**Records supplied**
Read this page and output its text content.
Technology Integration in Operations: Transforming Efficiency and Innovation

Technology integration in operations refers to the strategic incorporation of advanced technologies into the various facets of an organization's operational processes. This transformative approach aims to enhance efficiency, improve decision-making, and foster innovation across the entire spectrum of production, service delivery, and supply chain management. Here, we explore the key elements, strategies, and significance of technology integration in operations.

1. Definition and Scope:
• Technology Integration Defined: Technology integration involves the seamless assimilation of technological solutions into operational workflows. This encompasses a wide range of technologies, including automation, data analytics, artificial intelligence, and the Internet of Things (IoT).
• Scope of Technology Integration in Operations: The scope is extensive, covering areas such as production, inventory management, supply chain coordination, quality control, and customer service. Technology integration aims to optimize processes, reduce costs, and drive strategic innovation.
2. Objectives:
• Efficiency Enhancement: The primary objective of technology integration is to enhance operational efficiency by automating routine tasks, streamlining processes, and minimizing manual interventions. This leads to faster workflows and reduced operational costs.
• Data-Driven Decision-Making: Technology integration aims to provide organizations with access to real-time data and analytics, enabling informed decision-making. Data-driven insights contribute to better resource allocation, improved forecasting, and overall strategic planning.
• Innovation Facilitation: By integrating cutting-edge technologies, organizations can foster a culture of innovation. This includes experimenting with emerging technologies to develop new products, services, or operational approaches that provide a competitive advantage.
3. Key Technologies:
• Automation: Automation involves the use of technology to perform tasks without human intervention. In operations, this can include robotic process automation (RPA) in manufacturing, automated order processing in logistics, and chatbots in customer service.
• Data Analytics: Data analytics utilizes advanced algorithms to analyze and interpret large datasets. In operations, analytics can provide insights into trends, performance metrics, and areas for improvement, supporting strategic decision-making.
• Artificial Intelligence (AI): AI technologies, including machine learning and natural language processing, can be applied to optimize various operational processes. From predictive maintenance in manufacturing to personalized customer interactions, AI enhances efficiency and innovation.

**Directions**
Exactly reproduce all of the entries above.

**Task answer**
Read this page and output its text content.
Technology Integration in Operations: Transforming Efficiency and Innovation

Technology integration in operations refers to the strategic incorporation of advanced technologies into the various facets of an organization's operational processes. This transformative approach aims to enhance efficiency, improve decision-making, and foster innovation across the entire spectrum of production, service delivery, and supply chain management. Here, we explore the key elements, strategies, and significance of technology integration in operations.

1. Definition and Scope:
• Technology Integration Defined: Technology integration involves the seamless assimilation of technological solutions into operational workflows. This encompasses a wide range of technologies, including automation, data analytics, artificial intelligence, and the Internet of Things (IoT).
• Scope of Technology Integration in Operations: The scope is extensive, covering areas such as production, inventory management, supply chain coordination, quality control, and customer service. Technology integration aims to optimize processes, reduce costs, and drive strategic innovation.
2. Objectives:
• Efficiency Enhancement: The primary objective of technology integration is to enhance operational efficiency by automating routine tasks, streamlining processes, and minimizing manual interventions. This leads to faster workflows and reduced operational costs.
• Data-Driven Decision-Making: Technology integration aims to provide organizations with access to real-time data and analytics, enabling informed decision-making. Data-driven insights contribute to better resource allocation, improved forecasting, and overall strategic planning.
• Innovation Facilitation: By integrating cutting-edge technologies, organizations can foster a culture of innovation. This includes experimenting with emerging technologies to develop new products, services, or operational approaches that provide a competitive advantage.
3. Key Technologies:
• Automation: Automation involves the use of technology to perform tasks without human intervention. In operations, this can include robotic process automation (RPA) in manufacturing, automated order processing in logistics, and chatbots in customer service.
• Data Analytics: Data analytics utilizes advanced algorithms to analyze and interpret large datasets. In operations, analytics can provide insights into trends, performance metrics, and areas for improvement, supporting strategic decision-making.
• Artificial Intelligence (AI): AI technologies, including machine learning and natural language processing, can be applied to optimize various operational processes. From predictive maintenance in manufacturing to personalized customer interactions, AI enhances efficiency and innovation.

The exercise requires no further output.